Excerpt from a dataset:
-=-=-

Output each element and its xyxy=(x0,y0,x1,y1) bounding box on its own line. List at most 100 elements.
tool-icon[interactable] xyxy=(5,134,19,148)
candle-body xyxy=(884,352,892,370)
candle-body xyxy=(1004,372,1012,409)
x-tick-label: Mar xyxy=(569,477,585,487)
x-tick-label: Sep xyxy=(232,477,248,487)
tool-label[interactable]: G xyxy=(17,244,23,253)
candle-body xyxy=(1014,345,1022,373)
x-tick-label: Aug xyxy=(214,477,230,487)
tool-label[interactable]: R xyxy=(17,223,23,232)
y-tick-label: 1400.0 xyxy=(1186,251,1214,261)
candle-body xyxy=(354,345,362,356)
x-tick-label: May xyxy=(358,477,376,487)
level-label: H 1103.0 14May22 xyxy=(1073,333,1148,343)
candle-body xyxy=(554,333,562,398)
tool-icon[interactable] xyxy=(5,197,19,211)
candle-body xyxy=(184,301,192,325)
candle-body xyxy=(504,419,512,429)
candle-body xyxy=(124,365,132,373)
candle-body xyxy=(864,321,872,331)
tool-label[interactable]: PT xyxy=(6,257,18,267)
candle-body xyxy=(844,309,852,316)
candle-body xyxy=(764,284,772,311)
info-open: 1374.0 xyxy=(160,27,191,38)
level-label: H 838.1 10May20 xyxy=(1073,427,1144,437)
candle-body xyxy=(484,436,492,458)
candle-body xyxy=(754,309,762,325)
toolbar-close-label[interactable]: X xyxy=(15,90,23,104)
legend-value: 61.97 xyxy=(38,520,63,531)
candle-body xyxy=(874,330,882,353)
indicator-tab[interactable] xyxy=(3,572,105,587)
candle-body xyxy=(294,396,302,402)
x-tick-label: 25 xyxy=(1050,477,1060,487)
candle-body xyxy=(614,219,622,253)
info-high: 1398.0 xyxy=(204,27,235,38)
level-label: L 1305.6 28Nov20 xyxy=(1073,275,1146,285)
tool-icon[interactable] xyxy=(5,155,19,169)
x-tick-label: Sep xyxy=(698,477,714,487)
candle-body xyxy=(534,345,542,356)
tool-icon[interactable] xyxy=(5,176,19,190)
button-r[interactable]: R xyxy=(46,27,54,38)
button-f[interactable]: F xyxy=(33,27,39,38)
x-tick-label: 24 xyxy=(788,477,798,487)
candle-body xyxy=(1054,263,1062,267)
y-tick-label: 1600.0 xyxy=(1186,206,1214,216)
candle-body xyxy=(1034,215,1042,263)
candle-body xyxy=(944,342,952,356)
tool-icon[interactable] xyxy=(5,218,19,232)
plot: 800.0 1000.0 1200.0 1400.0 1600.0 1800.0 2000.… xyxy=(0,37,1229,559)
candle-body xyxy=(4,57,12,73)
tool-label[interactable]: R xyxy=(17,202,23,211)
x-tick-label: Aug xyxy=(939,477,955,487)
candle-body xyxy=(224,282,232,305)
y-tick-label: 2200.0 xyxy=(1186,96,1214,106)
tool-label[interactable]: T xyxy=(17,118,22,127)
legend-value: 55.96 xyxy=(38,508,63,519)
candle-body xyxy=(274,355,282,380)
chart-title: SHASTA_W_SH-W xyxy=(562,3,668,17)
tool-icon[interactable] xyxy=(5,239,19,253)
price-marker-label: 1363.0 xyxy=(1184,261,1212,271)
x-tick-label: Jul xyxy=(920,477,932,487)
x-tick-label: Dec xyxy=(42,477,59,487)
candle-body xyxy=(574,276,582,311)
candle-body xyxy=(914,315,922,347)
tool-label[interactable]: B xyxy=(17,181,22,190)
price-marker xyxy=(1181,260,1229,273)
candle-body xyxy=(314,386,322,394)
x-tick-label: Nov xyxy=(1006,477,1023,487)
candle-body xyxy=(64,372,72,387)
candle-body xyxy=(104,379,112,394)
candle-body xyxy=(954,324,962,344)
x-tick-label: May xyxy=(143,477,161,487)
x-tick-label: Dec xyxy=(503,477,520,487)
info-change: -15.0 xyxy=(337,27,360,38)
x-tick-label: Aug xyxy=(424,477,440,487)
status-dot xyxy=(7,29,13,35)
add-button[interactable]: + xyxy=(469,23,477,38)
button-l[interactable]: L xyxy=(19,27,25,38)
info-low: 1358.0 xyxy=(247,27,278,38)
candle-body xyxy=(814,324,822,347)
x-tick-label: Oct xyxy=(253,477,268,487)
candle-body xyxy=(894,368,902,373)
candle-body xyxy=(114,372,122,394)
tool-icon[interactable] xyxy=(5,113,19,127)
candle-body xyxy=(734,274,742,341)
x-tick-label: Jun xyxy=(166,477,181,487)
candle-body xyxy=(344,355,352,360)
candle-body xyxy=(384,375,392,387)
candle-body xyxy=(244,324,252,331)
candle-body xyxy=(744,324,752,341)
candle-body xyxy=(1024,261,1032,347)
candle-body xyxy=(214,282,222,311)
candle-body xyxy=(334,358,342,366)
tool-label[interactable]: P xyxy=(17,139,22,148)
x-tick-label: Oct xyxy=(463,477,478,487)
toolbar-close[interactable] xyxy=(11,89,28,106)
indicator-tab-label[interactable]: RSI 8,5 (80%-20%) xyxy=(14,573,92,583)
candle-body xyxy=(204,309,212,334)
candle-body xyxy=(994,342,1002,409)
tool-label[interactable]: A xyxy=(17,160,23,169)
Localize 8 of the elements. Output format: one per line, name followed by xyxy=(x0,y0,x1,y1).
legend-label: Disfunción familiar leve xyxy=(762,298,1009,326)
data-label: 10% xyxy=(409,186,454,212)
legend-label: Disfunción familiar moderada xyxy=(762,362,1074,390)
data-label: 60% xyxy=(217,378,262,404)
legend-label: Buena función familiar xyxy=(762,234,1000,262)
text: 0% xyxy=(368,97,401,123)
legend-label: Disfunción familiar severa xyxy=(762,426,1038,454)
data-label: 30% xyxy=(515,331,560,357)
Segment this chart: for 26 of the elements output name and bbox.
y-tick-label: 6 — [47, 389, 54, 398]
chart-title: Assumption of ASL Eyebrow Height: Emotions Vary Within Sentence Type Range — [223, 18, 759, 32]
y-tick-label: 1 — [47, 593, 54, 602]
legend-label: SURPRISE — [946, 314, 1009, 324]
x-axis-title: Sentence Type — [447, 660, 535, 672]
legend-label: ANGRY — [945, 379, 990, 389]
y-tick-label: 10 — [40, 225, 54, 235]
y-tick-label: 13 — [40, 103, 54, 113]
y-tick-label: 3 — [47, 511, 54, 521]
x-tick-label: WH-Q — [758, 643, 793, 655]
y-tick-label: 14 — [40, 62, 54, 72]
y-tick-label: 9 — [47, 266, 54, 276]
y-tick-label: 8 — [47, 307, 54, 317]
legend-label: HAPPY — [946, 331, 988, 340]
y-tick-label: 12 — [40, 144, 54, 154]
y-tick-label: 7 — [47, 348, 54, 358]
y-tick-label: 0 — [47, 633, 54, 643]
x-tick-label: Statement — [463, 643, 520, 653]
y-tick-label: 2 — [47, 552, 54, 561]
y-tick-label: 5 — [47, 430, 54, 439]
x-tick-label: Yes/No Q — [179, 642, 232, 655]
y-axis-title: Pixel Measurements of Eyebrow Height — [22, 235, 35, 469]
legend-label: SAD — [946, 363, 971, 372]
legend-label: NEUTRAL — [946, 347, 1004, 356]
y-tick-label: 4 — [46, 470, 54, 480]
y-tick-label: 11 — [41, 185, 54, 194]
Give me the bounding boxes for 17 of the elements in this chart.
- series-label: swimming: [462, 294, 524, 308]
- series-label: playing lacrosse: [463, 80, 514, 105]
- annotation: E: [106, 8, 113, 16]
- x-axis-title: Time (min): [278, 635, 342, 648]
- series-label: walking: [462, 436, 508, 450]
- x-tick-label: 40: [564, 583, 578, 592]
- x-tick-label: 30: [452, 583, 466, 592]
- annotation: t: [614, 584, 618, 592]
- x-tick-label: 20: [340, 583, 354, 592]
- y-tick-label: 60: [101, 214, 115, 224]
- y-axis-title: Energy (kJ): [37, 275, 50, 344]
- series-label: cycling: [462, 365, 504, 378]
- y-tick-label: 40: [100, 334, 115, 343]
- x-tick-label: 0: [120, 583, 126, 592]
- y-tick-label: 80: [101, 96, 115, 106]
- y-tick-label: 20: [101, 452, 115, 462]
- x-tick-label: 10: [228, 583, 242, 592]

-=-=-

Written problem: Please output the records verbatim, starting at the very first line and ending at the line that contains "tool-label[interactable]: R xyxy=(17,223,23,232)".

Response to the exercise:
Output each element and its xyxy=(x0,y0,x1,y1) bounding box on its own line. List at most 100 elements.
tool-icon[interactable] xyxy=(5,134,19,148)
candle-body xyxy=(884,352,892,370)
candle-body xyxy=(1004,372,1012,409)
x-tick-label: Mar xyxy=(569,477,585,487)
x-tick-label: Sep xyxy=(232,477,248,487)
tool-label[interactable]: G xyxy=(17,244,23,253)
candle-body xyxy=(1014,345,1022,373)
x-tick-label: Aug xyxy=(214,477,230,487)
tool-label[interactable]: R xyxy=(17,223,23,232)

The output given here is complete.